— START OF Data provided —

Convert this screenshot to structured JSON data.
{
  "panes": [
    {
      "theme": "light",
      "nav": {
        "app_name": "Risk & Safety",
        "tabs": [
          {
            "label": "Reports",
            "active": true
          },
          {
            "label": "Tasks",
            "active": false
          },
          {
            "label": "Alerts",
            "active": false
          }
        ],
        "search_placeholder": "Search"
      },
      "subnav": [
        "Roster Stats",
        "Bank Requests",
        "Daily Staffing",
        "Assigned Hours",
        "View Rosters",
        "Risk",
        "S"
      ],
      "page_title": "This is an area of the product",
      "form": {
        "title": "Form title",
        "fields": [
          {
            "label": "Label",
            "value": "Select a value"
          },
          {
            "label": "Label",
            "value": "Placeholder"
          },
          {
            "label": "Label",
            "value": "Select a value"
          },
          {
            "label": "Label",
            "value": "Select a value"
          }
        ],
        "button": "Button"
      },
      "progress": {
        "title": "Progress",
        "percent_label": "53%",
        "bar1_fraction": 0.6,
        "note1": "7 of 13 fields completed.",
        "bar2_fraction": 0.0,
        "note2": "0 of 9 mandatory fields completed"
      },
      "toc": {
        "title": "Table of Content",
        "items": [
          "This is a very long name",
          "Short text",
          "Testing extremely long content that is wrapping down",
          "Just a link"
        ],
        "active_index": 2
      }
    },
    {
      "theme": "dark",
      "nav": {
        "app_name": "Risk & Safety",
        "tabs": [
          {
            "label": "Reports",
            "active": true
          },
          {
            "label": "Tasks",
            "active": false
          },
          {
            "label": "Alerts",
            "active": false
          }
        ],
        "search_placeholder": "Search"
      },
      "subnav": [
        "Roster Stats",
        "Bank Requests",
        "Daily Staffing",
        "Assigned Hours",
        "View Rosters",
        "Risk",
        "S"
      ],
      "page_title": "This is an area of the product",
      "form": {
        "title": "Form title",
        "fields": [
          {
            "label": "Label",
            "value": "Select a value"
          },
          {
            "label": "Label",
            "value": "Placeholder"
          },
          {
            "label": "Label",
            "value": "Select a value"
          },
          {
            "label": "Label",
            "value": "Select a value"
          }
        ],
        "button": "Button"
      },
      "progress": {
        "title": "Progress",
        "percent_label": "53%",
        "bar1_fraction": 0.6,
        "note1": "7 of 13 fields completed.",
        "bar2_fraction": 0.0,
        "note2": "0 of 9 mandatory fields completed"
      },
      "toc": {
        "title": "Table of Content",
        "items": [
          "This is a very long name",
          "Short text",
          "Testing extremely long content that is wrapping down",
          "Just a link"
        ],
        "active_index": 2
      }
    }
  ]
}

— END OF Data provided —

Your task: Write out all records exactly, keeping every detail.

Response to the task:
Convert this screenshot to structured JSON data.
{
  "panes": [
    {
      "theme": "light",
      "nav": {
        "app_name": "Risk & Safety",
        "tabs": [
          {
            "label": "Reports",
            "active": true
          },
          {
            "label": "Tasks",
            "active": false
          },
          {
            "label": "Alerts",
            "active": false
          }
        ],
        "search_placeholder": "Search"
      },
      "subnav": [
        "Roster Stats",
        "Bank Requests",
        "Daily Staffing",
        "Assigned Hours",
        "View Rosters",
        "Risk",
        "S"
      ],
      "page_title": "This is an area of the product",
      "form": {
        "title": "Form title",
        "fields": [
          {
            "label": "Label",
            "value": "Select a value"
          },
          {
            "label": "Label",
            "value": "Placeholder"
          },
          {
            "label": "Label",
            "value": "Select a value"
          },
          {
            "label": "Label",
            "value": "Select a value"
          }
        ],
        "button": "Button"
      },
      "progress": {
        "title": "Progress",
        "percent_label": "53%",
        "bar1_fraction": 0.6,
        "note1": "7 of 13 fields completed.",
        "bar2_fraction": 0.0,
        "note2": "0 of 9 mandatory fields completed"
      },
      "toc": {
        "title": "Table of Content",
        "items": [
          "This is a very long name",
          "Short text",
          "Testing extremely long content that is wrapping down",
          "Just a link"
        ],
        "active_index": 2
      }
    },
    {
      "theme": "dark",
      "nav": {
        "app_name": "Risk & Safety",
        "tabs": [
          {
            "label": "Reports",
            "active": true
          },
          {
            "label": "Tasks",
            "active": false
          },
          {
            "label": "Alerts",
            "active": false
          }
        ],
        "search_placeholder": "Search"
      },
      "subnav": [
        "Roster Stats",
        "Bank Requests",
        "Daily Staffing",
        "Assigned Hours",
        "View Rosters",
        "Risk",
        "S"
      ],
      "page_title": "This is an area of the product",
      "form": {
        "title": "Form title",
        "fields": [
          {
            "label": "Label",
            "value": "Select a value"
          },
          {
            "label": "Label",
            "value": "Placeholder"
          },
          {
            "label": "Label",
            "value": "Select a value"
          },
          {
            "label": "Label",
            "value": "Select a value"
          }
        ],
        "button": "Button"
      },
      "progress": {
        "title": "Progress",
        "percent_label": "53%",
        "bar1_fraction": 0.6,
        "note1": "7 of 13 fields completed.",
        "bar2_fraction": 0.0,
        "note2": "0 of 9 mandatory fields completed"
      },
      "toc": {
        "title": "Table of Content",
        "items": [
          "This is a very long name",
          "Short text",
          "Testing extremely long content that is wrapping down",
          "Just a link"
        ],
        "active_index": 2
      }
    }
  ]
}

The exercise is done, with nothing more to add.